* _Records supplied_:

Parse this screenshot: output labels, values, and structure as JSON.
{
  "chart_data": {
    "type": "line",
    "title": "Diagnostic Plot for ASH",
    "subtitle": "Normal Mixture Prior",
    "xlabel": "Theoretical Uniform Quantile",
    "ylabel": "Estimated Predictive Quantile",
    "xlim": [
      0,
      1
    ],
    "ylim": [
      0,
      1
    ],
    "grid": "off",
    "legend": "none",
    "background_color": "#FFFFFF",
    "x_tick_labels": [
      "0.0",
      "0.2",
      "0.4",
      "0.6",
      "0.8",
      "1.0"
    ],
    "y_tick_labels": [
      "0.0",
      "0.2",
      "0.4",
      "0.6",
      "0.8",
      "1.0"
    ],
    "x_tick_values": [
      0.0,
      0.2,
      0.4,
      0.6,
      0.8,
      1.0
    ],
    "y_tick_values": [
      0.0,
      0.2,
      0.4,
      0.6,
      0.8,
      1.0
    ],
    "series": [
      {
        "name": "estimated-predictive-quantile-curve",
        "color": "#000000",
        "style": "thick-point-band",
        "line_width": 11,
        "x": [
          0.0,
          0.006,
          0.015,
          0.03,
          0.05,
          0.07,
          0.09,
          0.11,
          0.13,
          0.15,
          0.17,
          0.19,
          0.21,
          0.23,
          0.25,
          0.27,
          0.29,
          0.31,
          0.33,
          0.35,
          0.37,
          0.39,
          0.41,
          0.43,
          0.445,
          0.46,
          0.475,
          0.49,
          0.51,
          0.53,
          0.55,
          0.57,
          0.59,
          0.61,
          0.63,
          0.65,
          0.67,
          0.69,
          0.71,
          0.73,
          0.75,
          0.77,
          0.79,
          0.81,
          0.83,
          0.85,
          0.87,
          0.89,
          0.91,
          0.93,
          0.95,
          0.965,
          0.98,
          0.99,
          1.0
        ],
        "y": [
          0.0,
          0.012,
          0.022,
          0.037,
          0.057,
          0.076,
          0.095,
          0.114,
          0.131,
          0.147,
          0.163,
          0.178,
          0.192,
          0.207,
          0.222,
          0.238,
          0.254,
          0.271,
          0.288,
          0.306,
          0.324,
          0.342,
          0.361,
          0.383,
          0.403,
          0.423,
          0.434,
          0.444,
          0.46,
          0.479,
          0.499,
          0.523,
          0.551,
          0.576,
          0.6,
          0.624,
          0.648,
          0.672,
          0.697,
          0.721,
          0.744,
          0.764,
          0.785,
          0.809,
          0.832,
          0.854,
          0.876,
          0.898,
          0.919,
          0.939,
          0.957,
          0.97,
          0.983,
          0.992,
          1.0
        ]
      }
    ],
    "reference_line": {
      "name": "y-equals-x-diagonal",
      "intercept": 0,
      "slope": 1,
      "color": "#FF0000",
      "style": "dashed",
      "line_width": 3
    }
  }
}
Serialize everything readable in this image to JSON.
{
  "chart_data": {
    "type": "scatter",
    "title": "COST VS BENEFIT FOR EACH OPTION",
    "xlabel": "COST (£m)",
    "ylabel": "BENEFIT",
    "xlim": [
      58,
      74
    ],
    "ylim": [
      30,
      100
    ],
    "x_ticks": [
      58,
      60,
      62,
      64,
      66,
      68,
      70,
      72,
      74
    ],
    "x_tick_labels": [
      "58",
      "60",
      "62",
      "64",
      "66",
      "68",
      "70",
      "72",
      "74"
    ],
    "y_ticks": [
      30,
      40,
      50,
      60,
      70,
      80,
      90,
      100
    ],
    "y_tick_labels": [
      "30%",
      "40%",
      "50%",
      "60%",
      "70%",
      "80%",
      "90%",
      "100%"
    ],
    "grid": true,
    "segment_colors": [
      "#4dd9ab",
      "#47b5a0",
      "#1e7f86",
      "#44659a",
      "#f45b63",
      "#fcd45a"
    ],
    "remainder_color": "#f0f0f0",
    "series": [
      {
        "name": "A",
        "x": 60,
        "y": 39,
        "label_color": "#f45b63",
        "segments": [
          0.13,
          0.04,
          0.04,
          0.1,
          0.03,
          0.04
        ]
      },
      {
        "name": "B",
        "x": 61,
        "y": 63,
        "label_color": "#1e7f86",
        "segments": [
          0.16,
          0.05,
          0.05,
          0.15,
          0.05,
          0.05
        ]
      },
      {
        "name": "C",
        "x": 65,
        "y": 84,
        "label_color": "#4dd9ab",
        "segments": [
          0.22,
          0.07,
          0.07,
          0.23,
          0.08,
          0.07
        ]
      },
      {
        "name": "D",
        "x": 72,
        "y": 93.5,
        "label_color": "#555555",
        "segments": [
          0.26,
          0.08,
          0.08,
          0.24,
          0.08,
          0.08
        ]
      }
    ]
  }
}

* _The exercise_:
Identify the lines in the entries that hold "BENEFIT" and return each one.

* _Task answer_:
    "title": "COST VS BENEFIT FOR EACH OPTION",
    "ylabel": "BENEFIT",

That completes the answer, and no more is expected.